Extracted records –
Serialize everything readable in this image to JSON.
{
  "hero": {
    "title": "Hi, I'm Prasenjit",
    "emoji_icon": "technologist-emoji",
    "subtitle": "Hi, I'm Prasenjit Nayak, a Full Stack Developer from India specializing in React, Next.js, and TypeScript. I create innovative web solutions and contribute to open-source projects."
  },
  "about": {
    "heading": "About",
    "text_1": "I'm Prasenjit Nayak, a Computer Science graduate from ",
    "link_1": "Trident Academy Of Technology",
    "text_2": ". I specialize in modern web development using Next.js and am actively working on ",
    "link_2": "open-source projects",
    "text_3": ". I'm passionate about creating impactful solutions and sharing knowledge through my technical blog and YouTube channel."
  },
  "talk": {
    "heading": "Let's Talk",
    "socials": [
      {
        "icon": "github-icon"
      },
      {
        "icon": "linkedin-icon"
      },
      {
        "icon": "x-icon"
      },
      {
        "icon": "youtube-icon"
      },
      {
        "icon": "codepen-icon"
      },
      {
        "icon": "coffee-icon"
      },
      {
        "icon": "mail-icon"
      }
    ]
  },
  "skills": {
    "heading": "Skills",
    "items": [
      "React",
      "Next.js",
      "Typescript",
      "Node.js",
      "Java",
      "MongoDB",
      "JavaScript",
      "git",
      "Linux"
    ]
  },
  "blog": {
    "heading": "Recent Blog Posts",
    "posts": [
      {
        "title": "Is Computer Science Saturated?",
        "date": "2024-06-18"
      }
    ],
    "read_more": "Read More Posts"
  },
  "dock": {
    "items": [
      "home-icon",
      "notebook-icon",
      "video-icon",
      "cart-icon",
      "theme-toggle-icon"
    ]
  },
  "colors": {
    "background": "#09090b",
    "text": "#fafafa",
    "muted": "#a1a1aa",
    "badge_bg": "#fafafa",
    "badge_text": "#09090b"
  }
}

Given task – Take the listing above and set it down exactly.

Output of the task –
Serialize everything readable in this image to JSON.
{
  "hero": {
    "title": "Hi, I'm Prasenjit",
    "emoji_icon": "technologist-emoji",
    "subtitle": "Hi, I'm Prasenjit Nayak, a Full Stack Developer from India specializing in React, Next.js, and TypeScript. I create innovative web solutions and contribute to open-source projects."
  },
  "about": {
    "heading": "About",
    "text_1": "I'm Prasenjit Nayak, a Computer Science graduate from ",
    "link_1": "Trident Academy Of Technology",
    "text_2": ". I specialize in modern web development using Next.js and am actively working on ",
    "link_2": "open-source projects",
    "text_3": ". I'm passionate about creating impactful solutions and sharing knowledge through my technical blog and YouTube channel."
  },
  "talk": {
    "heading": "Let's Talk",
    "socials": [
      {
        "icon": "github-icon"
      },
      {
        "icon": "linkedin-icon"
      },
      {
        "icon": "x-icon"
      },
      {
        "icon": "youtube-icon"
      },
      {
        "icon": "codepen-icon"
      },
      {
        "icon": "coffee-icon"
      },
      {
        "icon": "mail-icon"
      }
    ]
  },
  "skills": {
    "heading": "Skills",
    "items": [
      "React",
      "Next.js",
      "Typescript",
      "Node.js",
      "Java",
      "MongoDB",
      "JavaScript",
      "git",
      "Linux"
    ]
  },
  "blog": {
    "heading": "Recent Blog Posts",
    "posts": [
      {
        "title": "Is Computer Science Saturated?",
        "date": "2024-06-18"
      }
    ],
    "read_more": "Read More Posts"
  },
  "dock": {
    "items": [
      "home-icon",
      "notebook-icon",
      "video-icon",
      "cart-icon",
      "theme-toggle-icon"
    ]
  },
  "colors": {
    "background": "#09090b",
    "text": "#fafafa",
    "muted": "#a1a1aa",
    "badge_bg": "#fafafa",
    "badge_text": "#09090b"
  }
}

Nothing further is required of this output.